◆ **Prompt**
Extract each record and reproduce it exactly.
+++
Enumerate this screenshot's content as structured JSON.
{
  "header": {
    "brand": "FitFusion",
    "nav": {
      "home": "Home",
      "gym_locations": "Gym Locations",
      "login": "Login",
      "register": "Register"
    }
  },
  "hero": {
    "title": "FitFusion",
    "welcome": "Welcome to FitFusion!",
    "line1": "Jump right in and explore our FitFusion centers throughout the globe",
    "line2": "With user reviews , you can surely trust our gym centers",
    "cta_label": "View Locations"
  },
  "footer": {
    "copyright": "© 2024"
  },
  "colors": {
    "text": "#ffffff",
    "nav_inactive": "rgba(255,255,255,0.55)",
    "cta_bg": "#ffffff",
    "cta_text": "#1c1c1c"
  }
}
+++
◆ **Task output**
Enumerate this screenshot's content as structured JSON.
{
  "header": {
    "brand": "FitFusion",
    "nav": {
      "home": "Home",
      "gym_locations": "Gym Locations",
      "login": "Login",
      "register": "Register"
    }
  },
  "hero": {
    "title": "FitFusion",
    "welcome": "Welcome to FitFusion!",
    "line1": "Jump right in and explore our FitFusion centers throughout the globe",
    "line2": "With user reviews , you can surely trust our gym centers",
    "cta_label": "View Locations"
  },
  "footer": {
    "copyright": "© 2024"
  },
  "colors": {
    "text": "#ffffff",
    "nav_inactive": "rgba(255,255,255,0.55)",
    "cta_bg": "#ffffff",
    "cta_text": "#1c1c1c"
  }
}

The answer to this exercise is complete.